§ **Exercise directions**
Each record below is to be reproduced without any change.

§ **Records supplied**
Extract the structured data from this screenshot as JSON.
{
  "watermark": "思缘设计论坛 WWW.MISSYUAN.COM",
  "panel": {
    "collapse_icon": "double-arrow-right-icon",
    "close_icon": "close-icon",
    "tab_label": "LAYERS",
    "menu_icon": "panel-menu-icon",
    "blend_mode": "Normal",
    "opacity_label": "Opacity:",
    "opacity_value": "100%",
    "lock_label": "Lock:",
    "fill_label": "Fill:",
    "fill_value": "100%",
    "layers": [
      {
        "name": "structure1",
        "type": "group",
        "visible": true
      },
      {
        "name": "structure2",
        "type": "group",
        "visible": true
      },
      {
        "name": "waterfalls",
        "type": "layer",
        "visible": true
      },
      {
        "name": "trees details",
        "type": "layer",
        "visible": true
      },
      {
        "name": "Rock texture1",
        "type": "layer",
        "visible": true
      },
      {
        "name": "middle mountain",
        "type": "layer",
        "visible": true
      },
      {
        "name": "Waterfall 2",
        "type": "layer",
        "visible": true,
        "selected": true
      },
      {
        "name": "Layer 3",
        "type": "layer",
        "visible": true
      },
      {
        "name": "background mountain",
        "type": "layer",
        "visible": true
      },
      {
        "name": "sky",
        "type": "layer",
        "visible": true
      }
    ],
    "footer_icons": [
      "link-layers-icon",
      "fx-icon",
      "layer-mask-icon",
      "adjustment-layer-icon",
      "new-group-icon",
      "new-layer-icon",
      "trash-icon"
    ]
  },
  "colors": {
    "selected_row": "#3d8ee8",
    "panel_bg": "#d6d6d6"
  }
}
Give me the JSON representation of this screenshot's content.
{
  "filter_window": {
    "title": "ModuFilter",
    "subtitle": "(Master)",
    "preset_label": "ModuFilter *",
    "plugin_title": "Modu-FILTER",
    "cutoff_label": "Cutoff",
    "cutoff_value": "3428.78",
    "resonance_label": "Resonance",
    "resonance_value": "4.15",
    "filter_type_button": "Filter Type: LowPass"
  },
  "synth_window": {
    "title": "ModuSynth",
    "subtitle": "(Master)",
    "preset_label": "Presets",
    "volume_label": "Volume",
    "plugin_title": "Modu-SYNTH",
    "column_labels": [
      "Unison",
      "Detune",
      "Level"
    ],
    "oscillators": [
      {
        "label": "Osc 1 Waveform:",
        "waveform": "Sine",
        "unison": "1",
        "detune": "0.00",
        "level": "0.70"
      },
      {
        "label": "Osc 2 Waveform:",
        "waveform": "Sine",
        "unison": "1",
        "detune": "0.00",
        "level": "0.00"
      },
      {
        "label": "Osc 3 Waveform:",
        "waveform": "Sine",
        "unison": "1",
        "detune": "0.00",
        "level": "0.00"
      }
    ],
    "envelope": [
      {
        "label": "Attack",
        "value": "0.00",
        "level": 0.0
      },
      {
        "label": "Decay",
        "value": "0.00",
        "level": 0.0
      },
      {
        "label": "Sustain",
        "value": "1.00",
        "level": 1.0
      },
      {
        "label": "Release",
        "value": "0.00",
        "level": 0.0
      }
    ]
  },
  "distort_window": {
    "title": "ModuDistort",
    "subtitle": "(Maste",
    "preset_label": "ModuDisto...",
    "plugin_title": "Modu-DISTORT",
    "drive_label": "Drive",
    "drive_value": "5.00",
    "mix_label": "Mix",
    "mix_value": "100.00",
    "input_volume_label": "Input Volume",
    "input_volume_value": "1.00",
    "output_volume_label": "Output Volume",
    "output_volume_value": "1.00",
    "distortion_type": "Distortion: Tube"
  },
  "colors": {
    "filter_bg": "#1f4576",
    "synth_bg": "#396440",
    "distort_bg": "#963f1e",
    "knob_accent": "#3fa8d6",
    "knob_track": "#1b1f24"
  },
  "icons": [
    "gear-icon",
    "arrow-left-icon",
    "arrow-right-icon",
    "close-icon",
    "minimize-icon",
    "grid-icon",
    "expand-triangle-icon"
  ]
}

§ **Output of the exercise**
Extract the structured data from this screenshot as JSON.
{
  "watermark": "思缘设计论坛 WWW.MISSYUAN.COM",
  "panel": {
    "collapse_icon": "double-arrow-right-icon",
    "close_icon": "close-icon",
    "tab_label": "LAYERS",
    "menu_icon": "panel-menu-icon",
    "blend_mode": "Normal",
    "opacity_label": "Opacity:",
    "opacity_value": "100%",
    "lock_label": "Lock:",
    "fill_label": "Fill:",
    "fill_value": "100%",
    "layers": [
      {
        "name": "structure1",
        "type": "group",
        "visible": true
      },
      {
        "name": "structure2",
        "type": "group",
        "visible": true
      },
      {
        "name": "waterfalls",
        "type": "layer",
        "visible": true
      },
      {
        "name": "trees details",
        "type": "layer",
        "visible": true
      },
      {
        "name": "Rock texture1",
        "type": "layer",
        "visible": true
      },
      {
        "name": "middle mountain",
        "type": "layer",
        "visible": true
      },
      {
        "name": "Waterfall 2",
        "type": "layer",
        "visible": true,
        "selected": true
      },
      {
        "name": "Layer 3",
        "type": "layer",
        "visible": true
      },
      {
        "name": "background mountain",
        "type": "layer",
        "visible": true
      },
      {
        "name": "sky",
        "type": "layer",
        "visible": true
      }
    ],
    "footer_icons": [
      "link-layers-icon",
      "fx-icon",
      "layer-mask-icon",
      "adjustment-layer-icon",
      "new-group-icon",
      "new-layer-icon",
      "trash-icon"
    ]
  },
  "colors": {
    "selected_row": "#3d8ee8",
    "panel_bg": "#d6d6d6"
  }
}
Give me the JSON representation of this screenshot's content.
{
  "filter_window": {
    "title": "ModuFilter",
    "subtitle": "(Master)",
    "preset_label": "ModuFilter *",
    "plugin_title": "Modu-FILTER",
    "cutoff_label": "Cutoff",
    "cutoff_value": "3428.78",
    "resonance_label": "Resonance",
    "resonance_value": "4.15",
    "filter_type_button": "Filter Type: LowPass"
  },
  "synth_window": {
    "title": "ModuSynth",
    "subtitle": "(Master)",
    "preset_label": "Presets",
    "volume_label": "Volume",
    "plugin_title": "Modu-SYNTH",
    "column_labels": [
      "Unison",
      "Detune",
      "Level"
    ],
    "oscillators": [
      {
        "label": "Osc 1 Waveform:",
        "waveform": "Sine",
        "unison": "1",
        "detune": "0.00",
        "level": "0.70"
      },
      {
        "label": "Osc 2 Waveform:",
        "waveform": "Sine",
        "unison": "1",
        "detune": "0.00",
        "level": "0.00"
      },
      {
        "label": "Osc 3 Waveform:",
        "waveform": "Sine",
        "unison": "1",
        "detune": "0.00",
        "level": "0.00"
      }
    ],
    "envelope": [
      {
        "label": "Attack",
        "value": "0.00",
        "level": 0.0
      },
      {
        "label": "Decay",
        "value": "0.00",
        "level": 0.0
      },
      {
        "label": "Sustain",
        "value": "1.00",
        "level": 1.0
      },
      {
        "label": "Release",
        "value": "0.00",
        "level": 0.0
      }
    ]
  },
  "distort_window": {
    "title": "ModuDistort",
    "subtitle": "(Maste",
    "preset_label": "ModuDisto...",
    "plugin_title": "Modu-DISTORT",
    "drive_label": "Drive",
    "drive_value": "5.00",
    "mix_label": "Mix",
    "mix_value": "100.00",
    "input_volume_label": "Input Volume",
    "input_volume_value": "1.00",
    "output_volume_label": "Output Volume",
    "output_volume_value": "1.00",
    "distortion_type": "Distortion: Tube"
  },
  "colors": {
    "filter_bg": "#1f4576",
    "synth_bg": "#396440",
    "distort_bg": "#963f1e",
    "knob_accent": "#3fa8d6",
    "knob_track": "#1b1f24"
  },
  "icons": [
    "gear-icon",
    "arrow-left-icon",
    "arrow-right-icon",
    "close-icon",
    "minimize-icon",
    "grid-icon",
    "expand-triangle-icon"
  ]
}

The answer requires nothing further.